> **Written exercise**
Please transcribe the data that follows without the pictures, keeping every word the same.

Begin Exercise data

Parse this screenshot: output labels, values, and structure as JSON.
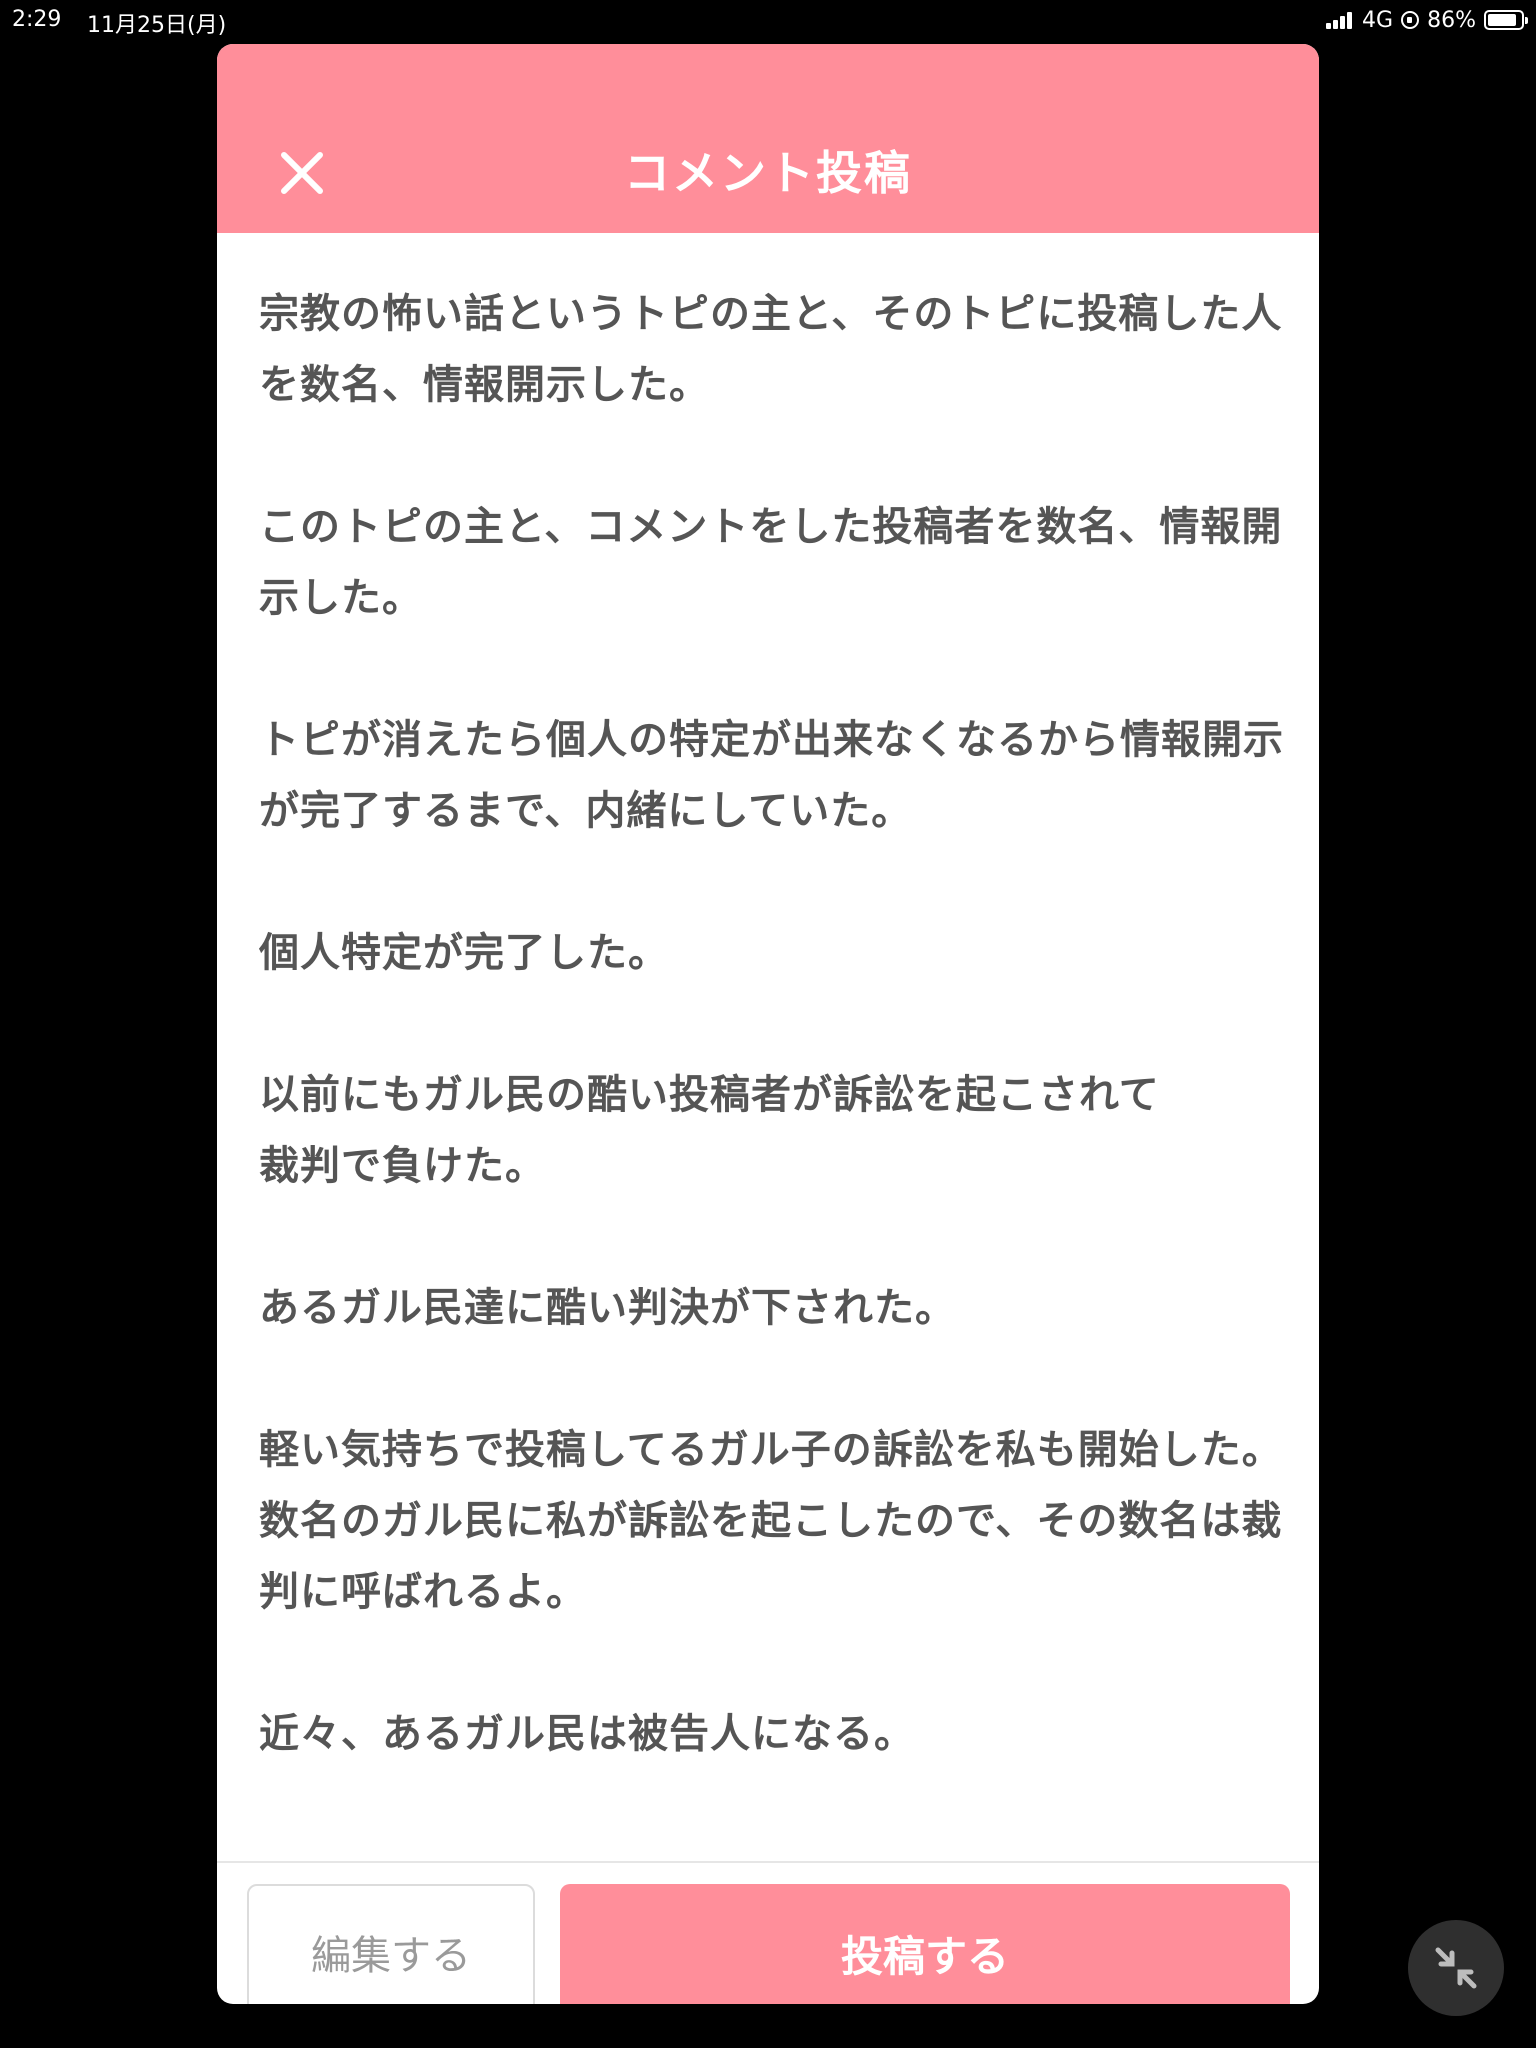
{
  "status_bar": {
    "time": "2:29",
    "date": "11月25日(月)",
    "network": "4G",
    "battery_percent": "86%",
    "battery_level": 0.86,
    "icons": [
      "signal-icon",
      "lock-rotation-icon",
      "battery-icon"
    ]
  },
  "modal": {
    "title": "コメント投稿",
    "close_icon": "close-icon",
    "comment_text": "宗教の怖い話というトピの主と、そのトピに投稿した人を数名、情報開示した。\n\nこのトピの主と、コメントをした投稿者を数名、情報開示した。\n\nトピが消えたら個人の特定が出来なくなるから情報開示が完了するまで、内緒にしていた。\n\n個人特定が完了した。\n\n以前にもガル民の酷い投稿者が訴訟を起こされて\n裁判で負けた。\n\nあるガル民達に酷い判決が下された。\n\n軽い気持ちで投稿してるガル子の訴訟を私も開始した。\n数名のガル民に私が訴訟を起こしたので、その数名は裁判に呼ばれるよ。\n\n近々、あるガル民は被告人になる。",
    "edit_button_label": "編集する",
    "post_button_label": "投稿する"
  },
  "floating_button": {
    "icon": "minimize-icon"
  },
  "colors": {
    "accent_pink": "#ff8e9a",
    "text_gray": "#555555",
    "background": "#000000"
  }
}
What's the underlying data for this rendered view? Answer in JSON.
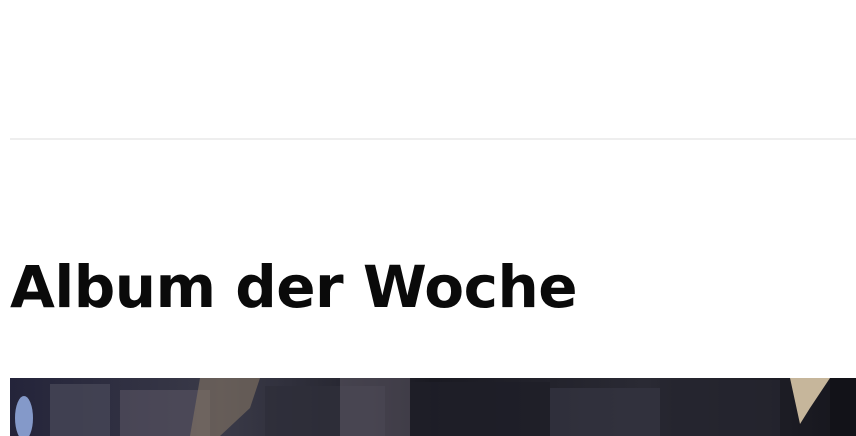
{
  "section": {
    "title": "Album der Woche"
  },
  "album": {
    "cover_image": "album-cover-artwork"
  },
  "colors": {
    "background": "#ffffff",
    "divider": "#eeeeee",
    "title_text": "#0a0a0a",
    "cover_base": "#1c1c28"
  }
}
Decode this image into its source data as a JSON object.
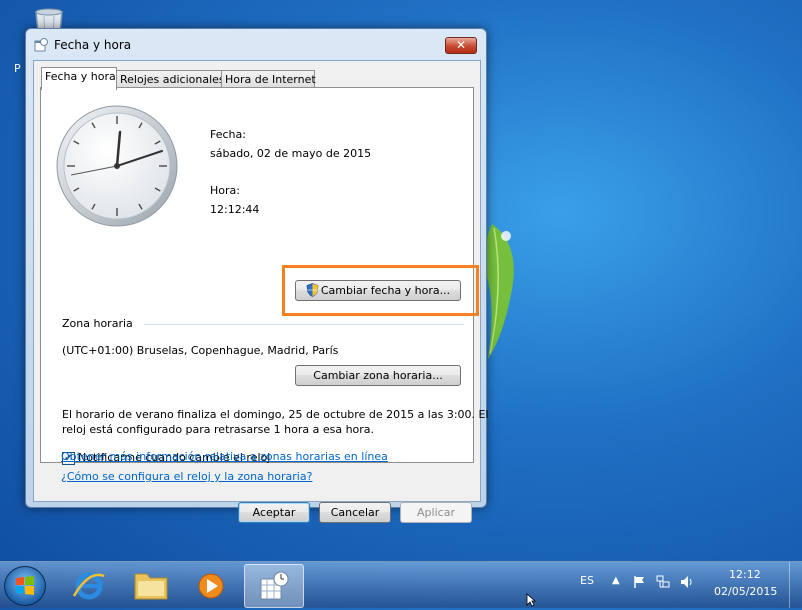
{
  "window": {
    "title": "Fecha y hora",
    "close_label": "✕"
  },
  "tabs": [
    {
      "label": "Fecha y hora",
      "active": true
    },
    {
      "label": "Relojes adicionales",
      "active": false
    },
    {
      "label": "Hora de Internet",
      "active": false
    }
  ],
  "date": {
    "label": "Fecha:",
    "value": "sábado, 02 de mayo de 2015"
  },
  "time": {
    "label": "Hora:",
    "value": "12:12:44"
  },
  "change_datetime_button": "Cambiar fecha y hora...",
  "timezone": {
    "section_label": "Zona horaria",
    "value": "(UTC+01:00) Bruselas, Copenhague, Madrid, París",
    "change_button": "Cambiar zona horaria..."
  },
  "dst_notice": {
    "line1": "El horario de verano finaliza el domingo, 25 de octubre de 2015 a las 3:00. El",
    "line2": "reloj está configurado para retrasarse 1 hora a esa hora."
  },
  "notify_checkbox": {
    "label": "Notificarme cuando cambie el reloj",
    "checked": true
  },
  "links": {
    "more_info": "Obtener más información relativa a zonas horarias en línea",
    "how_configured": "¿Cómo se configura el reloj y la zona horaria?"
  },
  "footer_buttons": {
    "ok": "Aceptar",
    "cancel": "Cancelar",
    "apply": "Aplicar"
  },
  "desktop": {
    "icon_label_fragment": "P"
  },
  "taskbar": {
    "language": "ES",
    "clock_time": "12:12",
    "clock_date": "02/05/2015"
  },
  "colors": {
    "highlight": "#f58220",
    "link": "#0066cc"
  }
}
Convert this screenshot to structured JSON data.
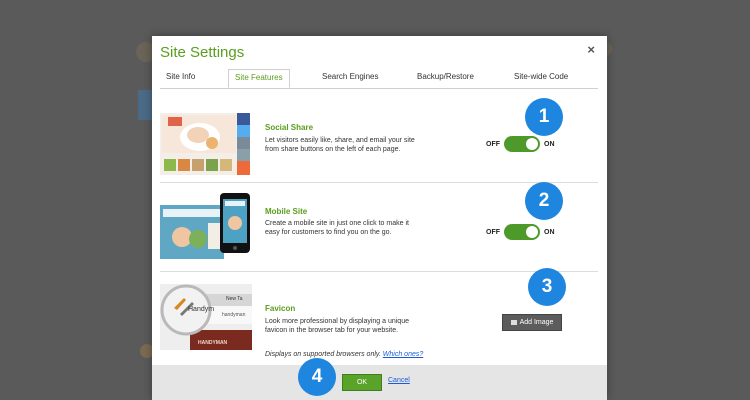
{
  "dialog": {
    "title": "Site Settings",
    "close_icon": "×"
  },
  "tabs": [
    {
      "label": "Site Info"
    },
    {
      "label": "Site Features"
    },
    {
      "label": "Search Engines"
    },
    {
      "label": "Backup/Restore"
    },
    {
      "label": "Site-wide Code"
    }
  ],
  "features": {
    "social_share": {
      "title": "Social Share",
      "description": "Let visitors easily like, share, and email your site from share buttons on the left of each page.",
      "toggle_off": "OFF",
      "toggle_on": "ON"
    },
    "mobile_site": {
      "title": "Mobile Site",
      "description": "Create a mobile site in just one click to make it easy for customers to find you on the go.",
      "toggle_off": "OFF",
      "toggle_on": "ON"
    },
    "favicon": {
      "title": "Favicon",
      "description": "Look more professional by displaying a unique favicon in the browser tab for your website.",
      "note": "Displays on supported browsers only.",
      "note_link": "Which ones?",
      "button": "Add Image",
      "thumb_text": "Handym",
      "thumb_tab": "New Ta",
      "thumb_url": "handyman",
      "thumb_banner": "HANDYMAN"
    }
  },
  "footer": {
    "ok": "OK",
    "cancel": "Cancel"
  },
  "badges": [
    "1",
    "2",
    "3",
    "4"
  ]
}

End Exercise data

> **Final result**
Parse this screenshot: output labels, values, and structure as JSON.
{
  "status_bar": {
    "time": "2:29",
    "date": "11月25日(月)",
    "network": "4G",
    "battery_percent": "86%",
    "battery_level": 0.86,
    "icons": [
      "signal-icon",
      "lock-rotation-icon",
      "battery-icon"
    ]
  },
  "modal": {
    "title": "コメント投稿",
    "close_icon": "close-icon",
    "comment_text": "宗教の怖い話というトピの主と、そのトピに投稿した人を数名、情報開示した。\n\nこのトピの主と、コメントをした投稿者を数名、情報開示した。\n\nトピが消えたら個人の特定が出来なくなるから情報開示が完了するまで、内緒にしていた。\n\n個人特定が完了した。\n\n以前にもガル民の酷い投稿者が訴訟を起こされて\n裁判で負けた。\n\nあるガル民達に酷い判決が下された。\n\n軽い気持ちで投稿してるガル子の訴訟を私も開始した。\n数名のガル民に私が訴訟を起こしたので、その数名は裁判に呼ばれるよ。\n\n近々、あるガル民は被告人になる。",
    "edit_button_label": "編集する",
    "post_button_label": "投稿する"
  },
  "floating_button": {
    "icon": "minimize-icon"
  },
  "colors": {
    "accent_pink": "#ff8e9a",
    "text_gray": "#555555",
    "background": "#000000"
  }
}
What's the underlying data for this rendered view? Answer in JSON.
{
  "section": {
    "title": "Album der Woche"
  },
  "album": {
    "cover_image": "album-cover-artwork"
  },
  "colors": {
    "background": "#ffffff",
    "divider": "#eeeeee",
    "title_text": "#0a0a0a",
    "cover_base": "#1c1c28"
  }
}
Decode this image into its source data as a JSON object.
{
  "window": {
    "title": "Fecha y hora",
    "close_label": "✕"
  },
  "tabs": [
    {
      "label": "Fecha y hora",
      "active": true
    },
    {
      "label": "Relojes adicionales",
      "active": false
    },
    {
      "label": "Hora de Internet",
      "active": false
    }
  ],
  "date": {
    "label": "Fecha:",
    "value": "sábado, 02 de mayo de 2015"
  },
  "time": {
    "label": "Hora:",
    "value": "12:12:44"
  },
  "change_datetime_button": "Cambiar fecha y hora...",
  "timezone": {
    "section_label": "Zona horaria",
    "value": "(UTC+01:00) Bruselas, Copenhague, Madrid, París",
    "change_button": "Cambiar zona horaria..."
  },
  "dst_notice": {
    "line1": "El horario de verano finaliza el domingo, 25 de octubre de 2015 a las 3:00. El",
    "line2": "reloj está configurado para retrasarse 1 hora a esa hora."
  },
  "notify_checkbox": {
    "label": "Notificarme cuando cambie el reloj",
    "checked": true
  },
  "links": {
    "more_info": "Obtener más información relativa a zonas horarias en línea",
    "how_configured": "¿Cómo se configura el reloj y la zona horaria?"
  },
  "footer_buttons": {
    "ok": "Aceptar",
    "cancel": "Cancelar",
    "apply": "Aplicar"
  },
  "desktop": {
    "icon_label_fragment": "P"
  },
  "taskbar": {
    "language": "ES",
    "clock_time": "12:12",
    "clock_date": "02/05/2015"
  },
  "colors": {
    "highlight": "#f58220",
    "link": "#0066cc"
  }
}
Convert this screenshot to structured JSON data.
{
  "dialog": {
    "title": "Site Settings",
    "close_icon": "×"
  },
  "tabs": [
    {
      "label": "Site Info"
    },
    {
      "label": "Site Features"
    },
    {
      "label": "Search Engines"
    },
    {
      "label": "Backup/Restore"
    },
    {
      "label": "Site-wide Code"
    }
  ],
  "features": {
    "social_share": {
      "title": "Social Share",
      "description": "Let visitors easily like, share, and email your site from share buttons on the left of each page.",
      "toggle_off": "OFF",
      "toggle_on": "ON"
    },
    "mobile_site": {
      "title": "Mobile Site",
      "description": "Create a mobile site in just one click to make it easy for customers to find you on the go.",
      "toggle_off": "OFF",
      "toggle_on": "ON"
    },
    "favicon": {
      "title": "Favicon",
      "description": "Look more professional by displaying a unique favicon in the browser tab for your website.",
      "note": "Displays on supported browsers only.",
      "note_link": "Which ones?",
      "button": "Add Image",
      "thumb_text": "Handym",
      "thumb_tab": "New Ta",
      "thumb_url": "handyman",
      "thumb_banner": "HANDYMAN"
    }
  },
  "footer": {
    "ok": "OK",
    "cancel": "Cancel"
  },
  "badges": [
    "1",
    "2",
    "3",
    "4"
  ]
}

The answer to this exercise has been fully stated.